Kaynak metindeki "Îmânın kemâli yani" ifadesinden "edip Peygamber'i üzme." ifadesine kadar olan bölümü aynen aktarın.

● **Kaynak metin**:
• • •

Secde ile yüzleri, tevhîd ile gönülleri sürûrlanan, seyyidü'l-âlem olan Hazret-i Muhammed Mustafâ'yı yani sevgili peygamberimizi ve Allah'ın mahbûbu, habîbi, sevgilisi olan Efendimizi her şeyinden ziyâde severek îmânını kemâle erdiren, Hakk'ın cennetine tâlib, rızâsına râgıb, cemâline âşık olanlar!
Îmânın kemâli yani kemâl-i îmân yani îmânın tâmmı, Allah'ın istediği arzu etdiği îmân, her kim ki Hazret-i Muhammed Mustafâ'yı her şeyinden ziyâde sever, o kimsenin îmânı, Hakk'ın istediği îmân üzere olduğu beyân olunur. Yani îmânın kemâli, Resûlullah'ı her şeyinden ziyâde sevmekledir. Hazret-i Muhammed sallallahu aleyhi vesellemin kıymetini bil, O'nun sözlerini tut, yapdığın efâl u harekât ile, işlerle Allah ve Resûlüne ihânet edip Peygamber'i üzme.

• • •

(Kutulu öğe girdileri)

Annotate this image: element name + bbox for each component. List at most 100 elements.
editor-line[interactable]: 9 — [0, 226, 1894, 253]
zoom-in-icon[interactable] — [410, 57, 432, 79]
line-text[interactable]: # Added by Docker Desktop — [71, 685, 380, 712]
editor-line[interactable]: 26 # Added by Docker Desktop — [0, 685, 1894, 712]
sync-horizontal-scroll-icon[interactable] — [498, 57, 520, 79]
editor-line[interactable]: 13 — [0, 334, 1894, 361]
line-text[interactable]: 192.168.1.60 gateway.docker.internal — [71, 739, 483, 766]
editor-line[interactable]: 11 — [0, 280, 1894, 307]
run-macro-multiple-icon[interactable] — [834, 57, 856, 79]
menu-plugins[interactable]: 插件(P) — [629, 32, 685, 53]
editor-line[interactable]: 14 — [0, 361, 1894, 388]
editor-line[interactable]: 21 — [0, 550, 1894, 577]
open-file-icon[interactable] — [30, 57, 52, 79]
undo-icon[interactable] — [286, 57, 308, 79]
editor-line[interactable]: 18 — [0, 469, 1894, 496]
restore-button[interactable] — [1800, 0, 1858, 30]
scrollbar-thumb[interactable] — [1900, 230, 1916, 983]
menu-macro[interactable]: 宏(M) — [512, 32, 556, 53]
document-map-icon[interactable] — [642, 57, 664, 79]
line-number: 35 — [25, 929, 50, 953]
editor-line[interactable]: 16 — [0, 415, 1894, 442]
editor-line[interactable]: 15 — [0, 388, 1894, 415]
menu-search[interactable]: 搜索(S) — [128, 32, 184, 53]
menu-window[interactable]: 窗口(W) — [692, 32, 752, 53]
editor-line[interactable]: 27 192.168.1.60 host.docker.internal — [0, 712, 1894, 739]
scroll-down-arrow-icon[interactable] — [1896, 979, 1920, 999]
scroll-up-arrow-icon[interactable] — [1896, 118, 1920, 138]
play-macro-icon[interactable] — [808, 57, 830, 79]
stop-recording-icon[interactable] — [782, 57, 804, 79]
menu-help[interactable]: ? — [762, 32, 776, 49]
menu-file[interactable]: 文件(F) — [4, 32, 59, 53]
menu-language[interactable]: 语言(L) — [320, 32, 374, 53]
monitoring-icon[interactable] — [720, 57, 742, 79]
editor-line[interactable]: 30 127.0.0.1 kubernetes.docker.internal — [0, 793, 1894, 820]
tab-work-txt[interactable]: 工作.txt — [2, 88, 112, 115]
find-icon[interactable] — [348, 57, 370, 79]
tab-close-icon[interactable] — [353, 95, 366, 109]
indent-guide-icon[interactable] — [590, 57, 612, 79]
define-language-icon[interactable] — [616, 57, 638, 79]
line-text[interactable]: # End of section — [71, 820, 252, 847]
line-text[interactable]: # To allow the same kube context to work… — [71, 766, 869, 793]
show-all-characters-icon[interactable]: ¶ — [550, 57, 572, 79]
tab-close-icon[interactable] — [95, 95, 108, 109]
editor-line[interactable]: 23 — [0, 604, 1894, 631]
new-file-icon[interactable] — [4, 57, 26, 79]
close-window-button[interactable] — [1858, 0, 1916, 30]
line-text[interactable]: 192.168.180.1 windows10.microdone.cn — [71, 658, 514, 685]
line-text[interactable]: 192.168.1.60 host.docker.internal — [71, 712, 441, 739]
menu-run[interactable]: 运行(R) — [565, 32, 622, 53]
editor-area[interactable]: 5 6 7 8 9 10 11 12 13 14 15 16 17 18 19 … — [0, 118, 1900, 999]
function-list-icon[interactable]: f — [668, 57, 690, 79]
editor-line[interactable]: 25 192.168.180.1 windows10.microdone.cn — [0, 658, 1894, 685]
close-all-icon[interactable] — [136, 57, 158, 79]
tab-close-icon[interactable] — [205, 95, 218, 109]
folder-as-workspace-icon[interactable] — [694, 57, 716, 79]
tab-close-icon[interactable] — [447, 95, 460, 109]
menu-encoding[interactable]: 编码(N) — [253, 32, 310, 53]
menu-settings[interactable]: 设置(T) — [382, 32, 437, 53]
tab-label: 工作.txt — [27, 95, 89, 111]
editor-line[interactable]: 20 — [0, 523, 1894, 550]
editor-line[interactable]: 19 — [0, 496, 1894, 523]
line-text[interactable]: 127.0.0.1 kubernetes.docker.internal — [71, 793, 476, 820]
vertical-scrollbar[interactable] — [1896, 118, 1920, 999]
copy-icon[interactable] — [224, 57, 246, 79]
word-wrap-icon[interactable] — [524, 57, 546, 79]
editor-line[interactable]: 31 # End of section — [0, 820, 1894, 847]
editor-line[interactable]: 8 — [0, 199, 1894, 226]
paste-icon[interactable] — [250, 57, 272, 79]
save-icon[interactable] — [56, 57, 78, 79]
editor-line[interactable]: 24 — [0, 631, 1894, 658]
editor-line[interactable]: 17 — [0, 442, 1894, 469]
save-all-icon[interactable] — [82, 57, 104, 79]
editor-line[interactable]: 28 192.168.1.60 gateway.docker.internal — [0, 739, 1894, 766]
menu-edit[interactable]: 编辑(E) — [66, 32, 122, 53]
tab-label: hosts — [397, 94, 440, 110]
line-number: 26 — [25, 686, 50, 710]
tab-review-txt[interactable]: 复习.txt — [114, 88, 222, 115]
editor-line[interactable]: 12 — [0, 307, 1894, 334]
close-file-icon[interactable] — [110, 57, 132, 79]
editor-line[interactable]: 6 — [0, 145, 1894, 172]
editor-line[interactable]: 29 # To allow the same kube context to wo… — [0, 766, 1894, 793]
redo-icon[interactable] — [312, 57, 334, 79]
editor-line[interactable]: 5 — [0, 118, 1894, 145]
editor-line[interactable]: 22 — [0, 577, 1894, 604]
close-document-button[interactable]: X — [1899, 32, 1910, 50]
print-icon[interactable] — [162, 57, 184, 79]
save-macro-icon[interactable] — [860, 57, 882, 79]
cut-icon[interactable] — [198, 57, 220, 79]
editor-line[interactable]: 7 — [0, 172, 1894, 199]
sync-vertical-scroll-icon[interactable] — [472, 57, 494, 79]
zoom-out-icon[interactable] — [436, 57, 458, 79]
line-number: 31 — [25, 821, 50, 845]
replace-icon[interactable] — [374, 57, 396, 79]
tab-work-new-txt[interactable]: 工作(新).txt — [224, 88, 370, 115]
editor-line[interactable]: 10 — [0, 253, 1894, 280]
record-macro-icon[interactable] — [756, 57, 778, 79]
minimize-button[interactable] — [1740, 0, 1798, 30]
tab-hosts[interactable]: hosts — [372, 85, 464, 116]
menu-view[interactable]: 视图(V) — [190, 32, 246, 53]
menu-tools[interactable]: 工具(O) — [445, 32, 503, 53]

• • •

● **Göreve yanıt**:
Îmânın kemâli yani kemâl-i îmân yani îmânın tâmmı, Allah'ın istediği arzu etdiği îmân, her kim ki Hazret-i Muhammed Mustafâ'yı her şeyinden ziyâde sever, o kimsenin îmânı, Hakk'ın istediği îmân üzere olduğu beyân olunur. Yani îmânın kemâli, Resûlullah'ı her şeyinden ziyâde sevmekledir. Hazret-i Muhammed sallallahu aleyhi vesellemin kıymetini bil, O'nun sözlerini tut, yapdığın efâl u harekât ile, işlerle Allah ve Resûlüne ihânet edip Peygamber'i üzme.